▶ [GIVEN INSTRUCTION] Filter the records below for the word "那么这樘门的油漆工费是元". Copy each line that holds it.

§

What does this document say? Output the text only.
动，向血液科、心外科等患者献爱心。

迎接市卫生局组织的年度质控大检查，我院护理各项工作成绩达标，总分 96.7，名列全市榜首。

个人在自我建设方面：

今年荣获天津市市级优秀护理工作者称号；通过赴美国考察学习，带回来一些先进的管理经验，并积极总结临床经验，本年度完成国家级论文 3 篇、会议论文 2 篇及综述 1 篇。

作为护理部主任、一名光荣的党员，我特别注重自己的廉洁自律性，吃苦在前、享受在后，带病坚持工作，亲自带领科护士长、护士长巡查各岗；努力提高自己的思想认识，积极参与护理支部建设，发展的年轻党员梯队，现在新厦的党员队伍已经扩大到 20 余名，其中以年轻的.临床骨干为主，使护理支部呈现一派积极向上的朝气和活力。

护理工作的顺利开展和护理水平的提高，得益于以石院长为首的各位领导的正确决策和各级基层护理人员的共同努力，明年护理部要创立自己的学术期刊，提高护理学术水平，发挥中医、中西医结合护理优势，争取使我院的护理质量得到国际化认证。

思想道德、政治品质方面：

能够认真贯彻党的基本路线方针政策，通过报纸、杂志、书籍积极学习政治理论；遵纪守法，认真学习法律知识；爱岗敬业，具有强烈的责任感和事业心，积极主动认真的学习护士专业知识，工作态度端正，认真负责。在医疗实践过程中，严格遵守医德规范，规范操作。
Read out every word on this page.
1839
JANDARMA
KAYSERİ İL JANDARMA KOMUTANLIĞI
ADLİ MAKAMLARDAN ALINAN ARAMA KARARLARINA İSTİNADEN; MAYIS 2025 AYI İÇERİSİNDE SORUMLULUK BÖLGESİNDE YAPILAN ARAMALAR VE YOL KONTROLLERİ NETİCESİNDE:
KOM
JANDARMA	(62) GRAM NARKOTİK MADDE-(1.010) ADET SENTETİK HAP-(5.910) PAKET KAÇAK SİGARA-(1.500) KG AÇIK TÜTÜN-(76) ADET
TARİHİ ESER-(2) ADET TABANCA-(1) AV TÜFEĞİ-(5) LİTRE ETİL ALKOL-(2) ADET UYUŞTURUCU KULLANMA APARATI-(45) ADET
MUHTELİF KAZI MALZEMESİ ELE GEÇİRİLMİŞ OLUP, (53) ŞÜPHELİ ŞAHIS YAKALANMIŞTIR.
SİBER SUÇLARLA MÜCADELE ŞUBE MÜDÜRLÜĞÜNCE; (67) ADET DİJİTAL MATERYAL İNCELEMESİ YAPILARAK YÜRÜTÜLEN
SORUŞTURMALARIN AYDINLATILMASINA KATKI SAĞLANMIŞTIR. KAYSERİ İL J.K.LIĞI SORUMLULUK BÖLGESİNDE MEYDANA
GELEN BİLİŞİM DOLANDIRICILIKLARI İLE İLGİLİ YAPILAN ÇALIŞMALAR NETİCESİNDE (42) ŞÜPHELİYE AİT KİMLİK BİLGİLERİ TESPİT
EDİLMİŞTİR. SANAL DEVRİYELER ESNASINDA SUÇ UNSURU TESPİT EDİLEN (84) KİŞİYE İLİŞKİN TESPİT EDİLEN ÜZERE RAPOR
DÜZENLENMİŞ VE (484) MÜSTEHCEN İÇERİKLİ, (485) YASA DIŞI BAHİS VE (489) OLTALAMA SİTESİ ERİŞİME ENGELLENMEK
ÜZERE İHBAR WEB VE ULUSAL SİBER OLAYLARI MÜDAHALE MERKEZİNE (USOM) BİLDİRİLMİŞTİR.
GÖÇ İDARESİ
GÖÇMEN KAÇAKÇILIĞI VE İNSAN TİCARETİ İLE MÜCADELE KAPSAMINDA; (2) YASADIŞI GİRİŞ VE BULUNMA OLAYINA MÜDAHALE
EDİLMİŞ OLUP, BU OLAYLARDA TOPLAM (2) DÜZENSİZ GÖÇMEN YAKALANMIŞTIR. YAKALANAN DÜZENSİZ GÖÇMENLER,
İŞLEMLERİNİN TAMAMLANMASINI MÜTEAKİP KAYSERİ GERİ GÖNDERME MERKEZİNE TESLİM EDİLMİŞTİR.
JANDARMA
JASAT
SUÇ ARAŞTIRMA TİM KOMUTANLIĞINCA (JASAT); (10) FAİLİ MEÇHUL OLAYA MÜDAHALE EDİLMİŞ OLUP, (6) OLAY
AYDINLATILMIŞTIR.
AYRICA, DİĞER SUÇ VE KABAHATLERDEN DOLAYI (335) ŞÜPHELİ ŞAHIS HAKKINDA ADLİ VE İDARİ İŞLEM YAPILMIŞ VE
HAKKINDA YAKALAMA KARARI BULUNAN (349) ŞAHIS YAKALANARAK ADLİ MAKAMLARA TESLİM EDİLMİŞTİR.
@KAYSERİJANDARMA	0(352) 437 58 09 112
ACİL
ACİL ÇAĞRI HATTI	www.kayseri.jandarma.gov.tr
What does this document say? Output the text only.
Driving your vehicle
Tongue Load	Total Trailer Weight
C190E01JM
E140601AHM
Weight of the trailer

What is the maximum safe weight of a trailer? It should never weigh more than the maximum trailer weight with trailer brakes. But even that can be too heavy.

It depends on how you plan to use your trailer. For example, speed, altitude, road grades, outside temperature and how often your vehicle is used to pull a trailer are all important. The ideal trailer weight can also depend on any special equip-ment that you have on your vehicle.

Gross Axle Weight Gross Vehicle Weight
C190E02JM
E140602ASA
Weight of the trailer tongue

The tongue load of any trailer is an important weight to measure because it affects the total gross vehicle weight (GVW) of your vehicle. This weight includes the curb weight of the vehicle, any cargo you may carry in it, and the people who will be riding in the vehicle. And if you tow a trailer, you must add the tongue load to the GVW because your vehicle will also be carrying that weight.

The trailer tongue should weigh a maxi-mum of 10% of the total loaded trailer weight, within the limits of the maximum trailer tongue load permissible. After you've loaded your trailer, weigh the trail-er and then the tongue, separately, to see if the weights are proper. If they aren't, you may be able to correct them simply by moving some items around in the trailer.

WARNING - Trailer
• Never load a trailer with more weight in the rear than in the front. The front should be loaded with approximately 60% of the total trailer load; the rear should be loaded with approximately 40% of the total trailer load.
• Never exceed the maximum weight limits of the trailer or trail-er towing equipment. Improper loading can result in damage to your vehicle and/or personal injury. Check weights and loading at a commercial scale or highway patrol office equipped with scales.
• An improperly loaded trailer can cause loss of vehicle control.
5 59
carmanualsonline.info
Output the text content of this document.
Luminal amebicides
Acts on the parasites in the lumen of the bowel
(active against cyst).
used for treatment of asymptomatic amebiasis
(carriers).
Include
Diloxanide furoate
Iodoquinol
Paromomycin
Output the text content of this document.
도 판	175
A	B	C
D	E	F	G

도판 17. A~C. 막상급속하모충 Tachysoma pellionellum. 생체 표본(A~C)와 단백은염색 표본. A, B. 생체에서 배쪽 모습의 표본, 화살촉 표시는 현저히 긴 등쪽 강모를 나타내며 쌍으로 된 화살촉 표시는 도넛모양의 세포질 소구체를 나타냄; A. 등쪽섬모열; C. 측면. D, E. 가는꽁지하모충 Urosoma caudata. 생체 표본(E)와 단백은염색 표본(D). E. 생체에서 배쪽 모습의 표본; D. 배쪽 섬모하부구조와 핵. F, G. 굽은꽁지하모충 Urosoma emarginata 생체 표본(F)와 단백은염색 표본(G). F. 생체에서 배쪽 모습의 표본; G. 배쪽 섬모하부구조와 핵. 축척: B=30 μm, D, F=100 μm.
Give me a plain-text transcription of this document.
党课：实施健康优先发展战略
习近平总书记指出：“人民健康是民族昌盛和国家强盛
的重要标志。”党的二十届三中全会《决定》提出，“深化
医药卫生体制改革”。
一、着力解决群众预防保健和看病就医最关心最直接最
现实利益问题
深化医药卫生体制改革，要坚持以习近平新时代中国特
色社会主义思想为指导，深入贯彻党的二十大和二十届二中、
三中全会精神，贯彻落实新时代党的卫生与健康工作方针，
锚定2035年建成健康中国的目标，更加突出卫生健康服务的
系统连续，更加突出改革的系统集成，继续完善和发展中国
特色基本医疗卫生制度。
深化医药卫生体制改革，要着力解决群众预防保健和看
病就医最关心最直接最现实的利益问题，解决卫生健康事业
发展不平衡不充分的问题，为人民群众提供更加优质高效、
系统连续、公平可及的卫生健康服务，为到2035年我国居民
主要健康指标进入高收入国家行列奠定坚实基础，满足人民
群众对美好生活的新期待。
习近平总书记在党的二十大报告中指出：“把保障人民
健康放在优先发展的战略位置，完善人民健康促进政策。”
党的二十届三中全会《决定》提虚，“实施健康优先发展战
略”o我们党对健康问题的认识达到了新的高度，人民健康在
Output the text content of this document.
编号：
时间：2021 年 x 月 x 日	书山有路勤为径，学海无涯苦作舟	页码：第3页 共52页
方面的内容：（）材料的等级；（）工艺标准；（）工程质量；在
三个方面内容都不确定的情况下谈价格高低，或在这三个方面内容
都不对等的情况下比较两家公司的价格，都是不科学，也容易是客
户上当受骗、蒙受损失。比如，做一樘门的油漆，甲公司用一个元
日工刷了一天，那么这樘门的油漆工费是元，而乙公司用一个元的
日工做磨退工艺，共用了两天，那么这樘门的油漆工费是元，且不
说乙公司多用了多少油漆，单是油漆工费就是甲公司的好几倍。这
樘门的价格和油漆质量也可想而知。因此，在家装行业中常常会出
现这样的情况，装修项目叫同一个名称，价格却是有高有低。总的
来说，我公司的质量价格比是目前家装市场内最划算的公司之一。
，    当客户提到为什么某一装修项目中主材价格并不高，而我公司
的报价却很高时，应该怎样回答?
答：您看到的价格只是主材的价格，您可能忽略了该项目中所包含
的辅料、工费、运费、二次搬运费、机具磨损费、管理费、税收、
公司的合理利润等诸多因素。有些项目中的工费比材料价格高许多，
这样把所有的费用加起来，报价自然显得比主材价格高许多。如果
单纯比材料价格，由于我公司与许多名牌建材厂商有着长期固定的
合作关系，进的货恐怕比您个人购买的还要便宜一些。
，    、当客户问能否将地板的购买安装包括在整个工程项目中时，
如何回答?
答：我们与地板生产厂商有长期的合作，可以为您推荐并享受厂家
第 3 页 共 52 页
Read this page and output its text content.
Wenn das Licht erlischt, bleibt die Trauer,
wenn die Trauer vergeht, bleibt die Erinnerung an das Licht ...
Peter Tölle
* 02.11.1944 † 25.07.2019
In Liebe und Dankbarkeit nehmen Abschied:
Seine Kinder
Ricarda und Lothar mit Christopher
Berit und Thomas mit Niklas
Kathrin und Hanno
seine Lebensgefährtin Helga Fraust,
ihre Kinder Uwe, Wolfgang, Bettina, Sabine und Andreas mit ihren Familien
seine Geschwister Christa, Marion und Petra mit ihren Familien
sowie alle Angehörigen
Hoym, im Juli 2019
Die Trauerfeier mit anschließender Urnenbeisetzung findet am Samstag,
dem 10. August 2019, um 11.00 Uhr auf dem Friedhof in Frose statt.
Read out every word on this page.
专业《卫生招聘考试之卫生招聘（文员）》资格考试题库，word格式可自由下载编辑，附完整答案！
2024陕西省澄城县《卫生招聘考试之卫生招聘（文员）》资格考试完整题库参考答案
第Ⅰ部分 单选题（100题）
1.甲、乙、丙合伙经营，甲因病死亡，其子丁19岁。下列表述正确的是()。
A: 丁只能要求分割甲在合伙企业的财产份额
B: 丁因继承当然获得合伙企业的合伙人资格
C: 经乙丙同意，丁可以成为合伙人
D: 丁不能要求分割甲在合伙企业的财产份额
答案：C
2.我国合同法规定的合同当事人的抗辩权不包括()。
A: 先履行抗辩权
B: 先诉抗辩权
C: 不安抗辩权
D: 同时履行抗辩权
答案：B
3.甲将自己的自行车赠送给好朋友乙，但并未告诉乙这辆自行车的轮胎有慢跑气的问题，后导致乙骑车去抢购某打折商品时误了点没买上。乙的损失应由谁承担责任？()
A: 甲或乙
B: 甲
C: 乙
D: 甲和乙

§

▶ [SOLUTION TO THIS PROBLEM]
日工刷了一天，那么这樘门的油漆工费是元，而乙公司用一个元的
日工做磨退工艺，共用了两天，那么这樘门的油漆工费是元，且不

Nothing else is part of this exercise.